** GOAL OF THE EXERCISE **
Using the records provided below, locate and copy each line that contains the word "icon".

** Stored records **
□ □ □

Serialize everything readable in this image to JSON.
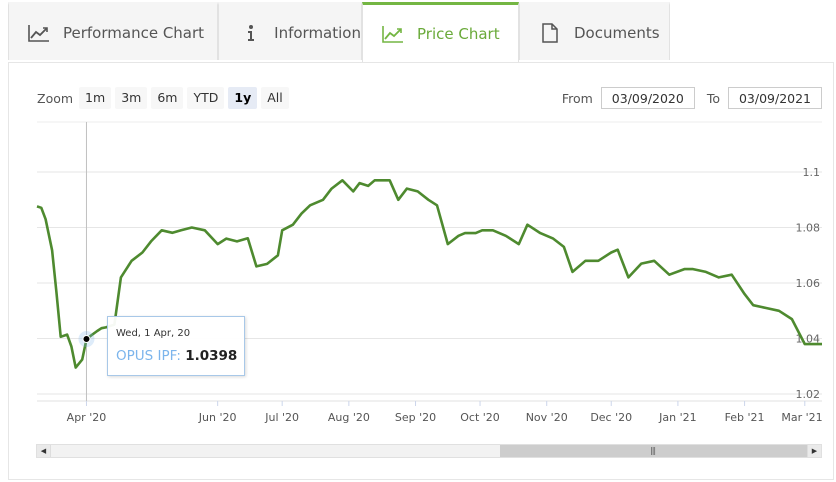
{
  "tabs": [
    {
      "label": "Performance Chart",
      "icon": "line-chart-icon"
    },
    {
      "label": "Information",
      "icon": "info-icon"
    },
    {
      "label": "Price Chart",
      "icon": "line-chart-icon",
      "active": true
    },
    {
      "label": "Documents",
      "icon": "document-icon"
    }
  ],
  "zoom": {
    "label": "Zoom",
    "buttons": [
      "1m",
      "3m",
      "6m",
      "YTD",
      "1y",
      "All"
    ],
    "selected": "1y"
  },
  "range": {
    "from_label": "From",
    "from_value": "03/09/2020",
    "to_label": "To",
    "to_value": "03/09/2021"
  },
  "tooltip": {
    "date": "Wed, 1 Apr, 20",
    "series": "OPUS IPF",
    "value": "1.0398"
  },
  "colors": {
    "line": "#4e8a2f",
    "accent": "#74b643",
    "tooltip_series": "#7cb5ec"
  },
  "chart_data": {
    "type": "line",
    "x_axis_ticks": [
      "Apr '20",
      "Jun '20",
      "Jul '20",
      "Aug '20",
      "Sep '20",
      "Oct '20",
      "Nov '20",
      "Dec '20",
      "Jan '21",
      "Feb '21",
      "Mar '21"
    ],
    "y_axis_ticks": [
      "1.02",
      "1.04",
      "1.06",
      "1.08",
      "1.1"
    ],
    "ylim": [
      1.02,
      1.1
    ],
    "series": [
      {
        "name": "OPUS IPF",
        "x": [
          "2020-03-09",
          "2020-03-11",
          "2020-03-13",
          "2020-03-16",
          "2020-03-18",
          "2020-03-20",
          "2020-03-23",
          "2020-03-25",
          "2020-03-27",
          "2020-03-30",
          "2020-04-01",
          "2020-04-03",
          "2020-04-06",
          "2020-04-08",
          "2020-04-10",
          "2020-04-14",
          "2020-04-17",
          "2020-04-22",
          "2020-04-27",
          "2020-05-01",
          "2020-05-06",
          "2020-05-11",
          "2020-05-15",
          "2020-05-20",
          "2020-05-26",
          "2020-06-01",
          "2020-06-05",
          "2020-06-10",
          "2020-06-15",
          "2020-06-19",
          "2020-06-24",
          "2020-06-29",
          "2020-07-01",
          "2020-07-06",
          "2020-07-10",
          "2020-07-14",
          "2020-07-20",
          "2020-07-24",
          "2020-07-29",
          "2020-08-03",
          "2020-08-06",
          "2020-08-10",
          "2020-08-13",
          "2020-08-17",
          "2020-08-20",
          "2020-08-24",
          "2020-08-28",
          "2020-09-02",
          "2020-09-07",
          "2020-09-11",
          "2020-09-16",
          "2020-09-21",
          "2020-09-24",
          "2020-09-29",
          "2020-10-02",
          "2020-10-07",
          "2020-10-13",
          "2020-10-19",
          "2020-10-23",
          "2020-10-29",
          "2020-11-04",
          "2020-11-09",
          "2020-11-13",
          "2020-11-19",
          "2020-11-25",
          "2020-12-01",
          "2020-12-04",
          "2020-12-09",
          "2020-12-15",
          "2020-12-21",
          "2020-12-28",
          "2021-01-04",
          "2021-01-08",
          "2021-01-14",
          "2021-01-20",
          "2021-01-26",
          "2021-02-01",
          "2021-02-05",
          "2021-02-11",
          "2021-02-17",
          "2021-02-23",
          "2021-03-01",
          "2021-03-05",
          "2021-03-09"
        ],
        "values": [
          1.0876,
          1.0871,
          1.083,
          1.0718,
          1.0568,
          1.0406,
          1.0414,
          1.0371,
          1.0295,
          1.0324,
          1.0398,
          1.041,
          1.0427,
          1.0437,
          1.044,
          1.045,
          1.062,
          1.068,
          1.071,
          1.075,
          1.079,
          1.0781,
          1.079,
          1.08,
          1.079,
          1.074,
          1.076,
          1.075,
          1.0761,
          1.066,
          1.0669,
          1.07,
          1.079,
          1.081,
          1.085,
          1.088,
          1.09,
          1.094,
          1.097,
          1.093,
          1.096,
          1.095,
          1.097,
          1.097,
          1.097,
          1.09,
          1.094,
          1.093,
          1.09,
          1.088,
          1.074,
          1.077,
          1.078,
          1.078,
          1.079,
          1.079,
          1.077,
          1.074,
          1.081,
          1.078,
          1.076,
          1.073,
          1.064,
          1.068,
          1.068,
          1.071,
          1.072,
          1.062,
          1.067,
          1.068,
          1.063,
          1.065,
          1.065,
          1.064,
          1.062,
          1.063,
          1.056,
          1.052,
          1.051,
          1.05,
          1.047,
          1.038,
          1.038,
          1.038
        ]
      }
    ],
    "hover_point": {
      "x": "2020-04-01",
      "y": 1.0398
    }
  }
}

□ □ □

** TASK RESULT **
      "icon": "line-chart-icon"
      "icon": "info-icon"
      "icon": "line-chart-icon",
      "icon": "document-icon"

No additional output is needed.